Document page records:
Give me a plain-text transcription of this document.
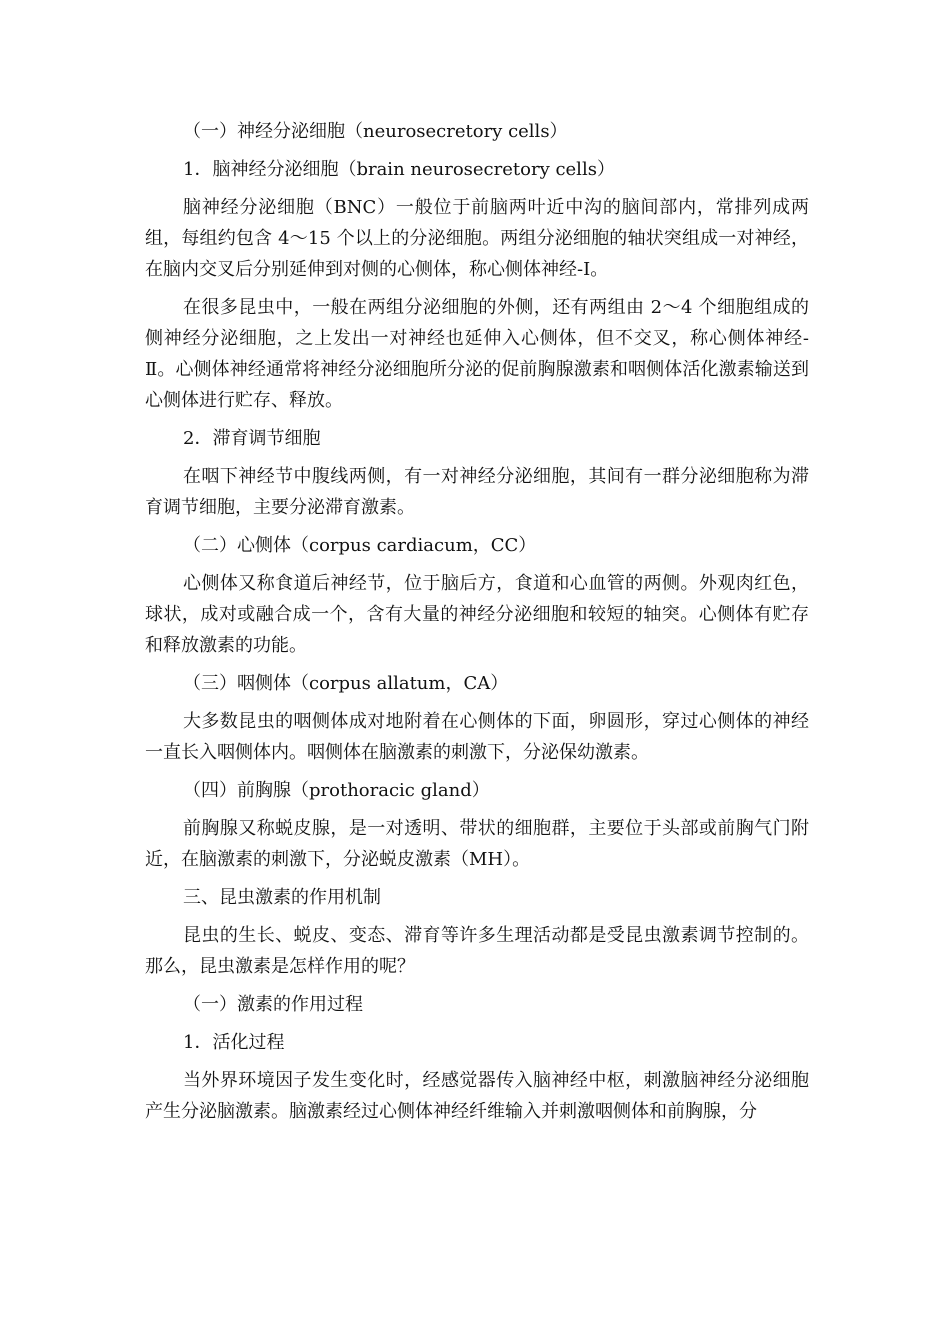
（一）神经分泌细胞（neurosecretory cells）

1．脑神经分泌细胞（brain neurosecretory cells）

脑神经分泌细胞（BNC）一般位于前脑两叶近中沟的脑间部内，常排列成两组，每组约包含 4～15 个以上的分泌细胞。两组分泌细胞的轴状突组成一对神经，在脑内交叉后分别延伸到对侧的心侧体，称心侧体神经-Ⅰ。

在很多昆虫中，一般在两组分泌细胞的外侧，还有两组由 2～4 个细胞组成的侧神经分泌细胞，之上发出一对神经也延伸入心侧体，但不交叉，称心侧体神经-Ⅱ。心侧体神经通常将神经分泌细胞所分泌的促前胸腺激素和咽侧体活化激素输送到心侧体进行贮存、释放。

2．滞育调节细胞

在咽下神经节中腹线两侧，有一对神经分泌细胞，其间有一群分泌细胞称为滞育调节细胞，主要分泌滞育激素。

（二）心侧体（corpus cardiacum，CC）

心侧体又称食道后神经节，位于脑后方，食道和心血管的两侧。外观肉红色，球状，成对或融合成一个，含有大量的神经分泌细胞和较短的轴突。心侧体有贮存和释放激素的功能。

（三）咽侧体（corpus allatum，CA）

大多数昆虫的咽侧体成对地附着在心侧体的下面，卵圆形，穿过心侧体的神经一直长入咽侧体内。咽侧体在脑激素的刺激下，分泌保幼激素。

（四）前胸腺（prothoracic gland）

前胸腺又称蜕皮腺，是一对透明、带状的细胞群，主要位于头部或前胸气门附近，在脑激素的刺激下，分泌蜕皮激素（MH）。

三、昆虫激素的作用机制

昆虫的生长、蜕皮、变态、滞育等许多生理活动都是受昆虫激素调节控制的。那么，昆虫激素是怎样作用的呢？

（一）激素的作用过程

1．活化过程

当外界环境因子发生变化时，经感觉器传入脑神经中枢，刺激脑神经分泌细胞产生分泌脑激素。脑激素经过心侧体神经纤维输入并刺激咽侧体和前胸腺，分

**Problem:**
Leaving the images out, return every record exactly.

**Written answer:**
Give me a plain-text transcription of this document.
（一）神经分泌细胞（neurosecretory cells）

1．脑神经分泌细胞（brain neurosecretory cells）

脑神经分泌细胞（BNC）一般位于前脑两叶近中沟的脑间部内，常排列成两组，每组约包含 4～15 个以上的分泌细胞。两组分泌细胞的轴状突组成一对神经，在脑内交叉后分别延伸到对侧的心侧体，称心侧体神经-Ⅰ。

在很多昆虫中，一般在两组分泌细胞的外侧，还有两组由 2～4 个细胞组成的侧神经分泌细胞，之上发出一对神经也延伸入心侧体，但不交叉，称心侧体神经-Ⅱ。心侧体神经通常将神经分泌细胞所分泌的促前胸腺激素和咽侧体活化激素输送到心侧体进行贮存、释放。

2．滞育调节细胞

在咽下神经节中腹线两侧，有一对神经分泌细胞，其间有一群分泌细胞称为滞育调节细胞，主要分泌滞育激素。

（二）心侧体（corpus cardiacum，CC）

心侧体又称食道后神经节，位于脑后方，食道和心血管的两侧。外观肉红色，球状，成对或融合成一个，含有大量的神经分泌细胞和较短的轴突。心侧体有贮存和释放激素的功能。

（三）咽侧体（corpus allatum，CA）

大多数昆虫的咽侧体成对地附着在心侧体的下面，卵圆形，穿过心侧体的神经一直长入咽侧体内。咽侧体在脑激素的刺激下，分泌保幼激素。

（四）前胸腺（prothoracic gland）

前胸腺又称蜕皮腺，是一对透明、带状的细胞群，主要位于头部或前胸气门附近，在脑激素的刺激下，分泌蜕皮激素（MH）。

三、昆虫激素的作用机制

昆虫的生长、蜕皮、变态、滞育等许多生理活动都是受昆虫激素调节控制的。那么，昆虫激素是怎样作用的呢？

（一）激素的作用过程

1．活化过程

当外界环境因子发生变化时，经感觉器传入脑神经中枢，刺激脑神经分泌细胞产生分泌脑激素。脑激素经过心侧体神经纤维输入并刺激咽侧体和前胸腺，分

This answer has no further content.